## BEGIN

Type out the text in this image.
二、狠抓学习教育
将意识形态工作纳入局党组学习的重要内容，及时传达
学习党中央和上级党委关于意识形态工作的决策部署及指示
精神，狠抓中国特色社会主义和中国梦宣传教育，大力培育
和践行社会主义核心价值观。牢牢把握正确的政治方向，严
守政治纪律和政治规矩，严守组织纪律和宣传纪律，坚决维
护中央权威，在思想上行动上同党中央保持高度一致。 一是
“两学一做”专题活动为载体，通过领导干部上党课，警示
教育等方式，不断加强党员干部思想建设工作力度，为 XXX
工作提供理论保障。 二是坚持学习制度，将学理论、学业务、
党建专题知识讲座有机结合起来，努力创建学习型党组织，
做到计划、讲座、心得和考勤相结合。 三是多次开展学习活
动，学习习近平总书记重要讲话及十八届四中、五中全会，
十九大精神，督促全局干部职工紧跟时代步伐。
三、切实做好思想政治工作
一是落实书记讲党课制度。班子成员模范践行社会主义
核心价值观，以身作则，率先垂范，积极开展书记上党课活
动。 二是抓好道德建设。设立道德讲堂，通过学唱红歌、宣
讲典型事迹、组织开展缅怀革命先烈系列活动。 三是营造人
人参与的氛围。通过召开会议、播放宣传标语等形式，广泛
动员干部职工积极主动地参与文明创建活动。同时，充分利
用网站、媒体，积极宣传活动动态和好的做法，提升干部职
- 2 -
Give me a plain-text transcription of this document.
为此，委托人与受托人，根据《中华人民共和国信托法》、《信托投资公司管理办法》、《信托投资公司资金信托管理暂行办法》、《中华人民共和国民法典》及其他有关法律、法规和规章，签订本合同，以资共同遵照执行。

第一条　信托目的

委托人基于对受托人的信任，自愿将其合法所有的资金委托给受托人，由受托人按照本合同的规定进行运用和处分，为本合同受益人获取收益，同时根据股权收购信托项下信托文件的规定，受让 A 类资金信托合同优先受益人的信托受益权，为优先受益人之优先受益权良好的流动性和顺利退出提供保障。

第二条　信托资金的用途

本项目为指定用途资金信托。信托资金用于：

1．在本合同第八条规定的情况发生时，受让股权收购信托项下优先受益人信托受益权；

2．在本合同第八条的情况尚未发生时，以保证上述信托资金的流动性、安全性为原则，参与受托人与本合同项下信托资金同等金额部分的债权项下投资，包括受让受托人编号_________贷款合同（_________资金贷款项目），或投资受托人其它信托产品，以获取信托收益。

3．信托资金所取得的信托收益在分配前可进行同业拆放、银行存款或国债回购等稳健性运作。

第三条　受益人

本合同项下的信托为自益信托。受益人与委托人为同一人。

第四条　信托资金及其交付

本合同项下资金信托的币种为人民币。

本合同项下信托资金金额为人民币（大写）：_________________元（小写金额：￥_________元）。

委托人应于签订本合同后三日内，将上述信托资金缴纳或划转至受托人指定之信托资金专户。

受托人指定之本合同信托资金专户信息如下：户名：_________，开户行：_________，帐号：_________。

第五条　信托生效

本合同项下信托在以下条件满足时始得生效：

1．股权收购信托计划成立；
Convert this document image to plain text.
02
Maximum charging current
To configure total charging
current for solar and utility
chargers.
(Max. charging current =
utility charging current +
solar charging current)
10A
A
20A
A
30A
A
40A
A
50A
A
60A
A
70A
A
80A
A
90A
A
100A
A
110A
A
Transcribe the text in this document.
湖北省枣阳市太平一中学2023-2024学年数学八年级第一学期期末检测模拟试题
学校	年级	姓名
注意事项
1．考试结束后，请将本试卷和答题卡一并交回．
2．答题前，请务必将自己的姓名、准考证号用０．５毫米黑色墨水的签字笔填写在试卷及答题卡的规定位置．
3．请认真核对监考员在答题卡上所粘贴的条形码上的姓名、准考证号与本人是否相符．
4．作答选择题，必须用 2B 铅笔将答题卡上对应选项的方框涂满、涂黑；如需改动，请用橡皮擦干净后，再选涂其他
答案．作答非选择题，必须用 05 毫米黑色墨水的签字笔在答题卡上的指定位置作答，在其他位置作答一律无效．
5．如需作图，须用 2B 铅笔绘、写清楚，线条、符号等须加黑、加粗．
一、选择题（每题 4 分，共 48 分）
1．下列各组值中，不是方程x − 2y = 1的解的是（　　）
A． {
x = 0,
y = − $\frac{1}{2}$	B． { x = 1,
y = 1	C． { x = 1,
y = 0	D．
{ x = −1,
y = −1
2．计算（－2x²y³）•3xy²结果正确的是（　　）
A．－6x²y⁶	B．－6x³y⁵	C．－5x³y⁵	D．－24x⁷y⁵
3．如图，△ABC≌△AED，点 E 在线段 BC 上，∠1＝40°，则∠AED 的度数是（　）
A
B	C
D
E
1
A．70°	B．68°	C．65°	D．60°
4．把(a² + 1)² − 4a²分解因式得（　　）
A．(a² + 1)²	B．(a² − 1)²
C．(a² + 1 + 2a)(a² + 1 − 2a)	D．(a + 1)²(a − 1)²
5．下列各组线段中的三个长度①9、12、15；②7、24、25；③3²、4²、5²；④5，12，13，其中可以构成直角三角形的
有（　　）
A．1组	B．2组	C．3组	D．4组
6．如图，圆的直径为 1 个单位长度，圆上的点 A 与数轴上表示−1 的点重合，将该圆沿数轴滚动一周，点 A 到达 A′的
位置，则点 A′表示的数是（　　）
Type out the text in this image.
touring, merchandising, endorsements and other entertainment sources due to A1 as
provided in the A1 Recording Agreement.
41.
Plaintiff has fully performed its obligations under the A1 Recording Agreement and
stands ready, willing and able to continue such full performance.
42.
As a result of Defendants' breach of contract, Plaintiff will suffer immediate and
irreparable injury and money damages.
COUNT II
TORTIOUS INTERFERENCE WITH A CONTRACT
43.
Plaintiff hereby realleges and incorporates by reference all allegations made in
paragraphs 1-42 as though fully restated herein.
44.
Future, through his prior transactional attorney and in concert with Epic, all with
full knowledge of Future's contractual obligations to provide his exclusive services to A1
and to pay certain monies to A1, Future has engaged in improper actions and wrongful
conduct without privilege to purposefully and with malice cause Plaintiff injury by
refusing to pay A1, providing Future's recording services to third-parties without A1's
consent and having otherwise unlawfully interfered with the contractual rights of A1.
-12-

## END

Set exercise:
Every entry in the listing must be retyped exactly.

Result below:
Type out the text in this image.
二、狠抓学习教育
将意识形态工作纳入局党组学习的重要内容，及时传达
学习党中央和上级党委关于意识形态工作的决策部署及指示
精神，狠抓中国特色社会主义和中国梦宣传教育，大力培育
和践行社会主义核心价值观。牢牢把握正确的政治方向，严
守政治纪律和政治规矩，严守组织纪律和宣传纪律，坚决维
护中央权威，在思想上行动上同党中央保持高度一致。 一是
“两学一做”专题活动为载体，通过领导干部上党课，警示
教育等方式，不断加强党员干部思想建设工作力度，为 XXX
工作提供理论保障。 二是坚持学习制度，将学理论、学业务、
党建专题知识讲座有机结合起来，努力创建学习型党组织，
做到计划、讲座、心得和考勤相结合。 三是多次开展学习活
动，学习习近平总书记重要讲话及十八届四中、五中全会，
十九大精神，督促全局干部职工紧跟时代步伐。
三、切实做好思想政治工作
一是落实书记讲党课制度。班子成员模范践行社会主义
核心价值观，以身作则，率先垂范，积极开展书记上党课活
动。 二是抓好道德建设。设立道德讲堂，通过学唱红歌、宣
讲典型事迹、组织开展缅怀革命先烈系列活动。 三是营造人
人参与的氛围。通过召开会议、播放宣传标语等形式，广泛
动员干部职工积极主动地参与文明创建活动。同时，充分利
用网站、媒体，积极宣传活动动态和好的做法，提升干部职
- 2 -
Give me a plain-text transcription of this document.
为此，委托人与受托人，根据《中华人民共和国信托法》、《信托投资公司管理办法》、《信托投资公司资金信托管理暂行办法》、《中华人民共和国民法典》及其他有关法律、法规和规章，签订本合同，以资共同遵照执行。

第一条　信托目的

委托人基于对受托人的信任，自愿将其合法所有的资金委托给受托人，由受托人按照本合同的规定进行运用和处分，为本合同受益人获取收益，同时根据股权收购信托项下信托文件的规定，受让 A 类资金信托合同优先受益人的信托受益权，为优先受益人之优先受益权良好的流动性和顺利退出提供保障。

第二条　信托资金的用途

本项目为指定用途资金信托。信托资金用于：

1．在本合同第八条规定的情况发生时，受让股权收购信托项下优先受益人信托受益权；

2．在本合同第八条的情况尚未发生时，以保证上述信托资金的流动性、安全性为原则，参与受托人与本合同项下信托资金同等金额部分的债权项下投资，包括受让受托人编号_________贷款合同（_________资金贷款项目），或投资受托人其它信托产品，以获取信托收益。

3．信托资金所取得的信托收益在分配前可进行同业拆放、银行存款或国债回购等稳健性运作。

第三条　受益人

本合同项下的信托为自益信托。受益人与委托人为同一人。

第四条　信托资金及其交付

本合同项下资金信托的币种为人民币。

本合同项下信托资金金额为人民币（大写）：_________________元（小写金额：￥_________元）。

委托人应于签订本合同后三日内，将上述信托资金缴纳或划转至受托人指定之信托资金专户。

受托人指定之本合同信托资金专户信息如下：户名：_________，开户行：_________，帐号：_________。

第五条　信托生效

本合同项下信托在以下条件满足时始得生效：

1．股权收购信托计划成立；
Convert this document image to plain text.
02
Maximum charging current
To configure total charging
current for solar and utility
chargers.
(Max. charging current =
utility charging current +
solar charging current)
10A
A
20A
A
30A
A
40A
A
50A
A
60A
A
70A
A
80A
A
90A
A
100A
A
110A
A
Transcribe the text in this document.
湖北省枣阳市太平一中学2023-2024学年数学八年级第一学期期末检测模拟试题
学校	年级	姓名
注意事项
1．考试结束后，请将本试卷和答题卡一并交回．
2．答题前，请务必将自己的姓名、准考证号用０．５毫米黑色墨水的签字笔填写在试卷及答题卡的规定位置．
3．请认真核对监考员在答题卡上所粘贴的条形码上的姓名、准考证号与本人是否相符．
4．作答选择题，必须用 2B 铅笔将答题卡上对应选项的方框涂满、涂黑；如需改动，请用橡皮擦干净后，再选涂其他
答案．作答非选择题，必须用 05 毫米黑色墨水的签字笔在答题卡上的指定位置作答，在其他位置作答一律无效．
5．如需作图，须用 2B 铅笔绘、写清楚，线条、符号等须加黑、加粗．
一、选择题（每题 4 分，共 48 分）
1．下列各组值中，不是方程x − 2y = 1的解的是（　　）
A． {
x = 0,
y = − $\frac{1}{2}$	B． { x = 1,
y = 1	C． { x = 1,
y = 0	D．
{ x = −1,
y = −1
2．计算（－2x²y³）•3xy²结果正确的是（　　）
A．－6x²y⁶	B．－6x³y⁵	C．－5x³y⁵	D．－24x⁷y⁵
3．如图，△ABC≌△AED，点 E 在线段 BC 上，∠1＝40°，则∠AED 的度数是（　）
A
B	C
D
E
1
A．70°	B．68°	C．65°	D．60°
4．把(a² + 1)² − 4a²分解因式得（　　）
A．(a² + 1)²	B．(a² − 1)²
C．(a² + 1 + 2a)(a² + 1 − 2a)	D．(a + 1)²(a − 1)²
5．下列各组线段中的三个长度①9、12、15；②7、24、25；③3²、4²、5²；④5，12，13，其中可以构成直角三角形的
有（　　）
A．1组	B．2组	C．3组	D．4组
6．如图，圆的直径为 1 个单位长度，圆上的点 A 与数轴上表示−1 的点重合，将该圆沿数轴滚动一周，点 A 到达 A′的
位置，则点 A′表示的数是（　　）
Type out the text in this image.
touring, merchandising, endorsements and other entertainment sources due to A1 as
provided in the A1 Recording Agreement.
41.
Plaintiff has fully performed its obligations under the A1 Recording Agreement and
stands ready, willing and able to continue such full performance.
42.
As a result of Defendants' breach of contract, Plaintiff will suffer immediate and
irreparable injury and money damages.
COUNT II
TORTIOUS INTERFERENCE WITH A CONTRACT
43.
Plaintiff hereby realleges and incorporates by reference all allegations made in
paragraphs 1-42 as though fully restated herein.
44.
Future, through his prior transactional attorney and in concert with Epic, all with
full knowledge of Future's contractual obligations to provide his exclusive services to A1
and to pay certain monies to A1, Future has engaged in improper actions and wrongful
conduct without privilege to purposefully and with malice cause Plaintiff injury by
refusing to pay A1, providing Future's recording services to third-parties without A1's
consent and having otherwise unlawfully interfered with the contractual rights of A1.
-12-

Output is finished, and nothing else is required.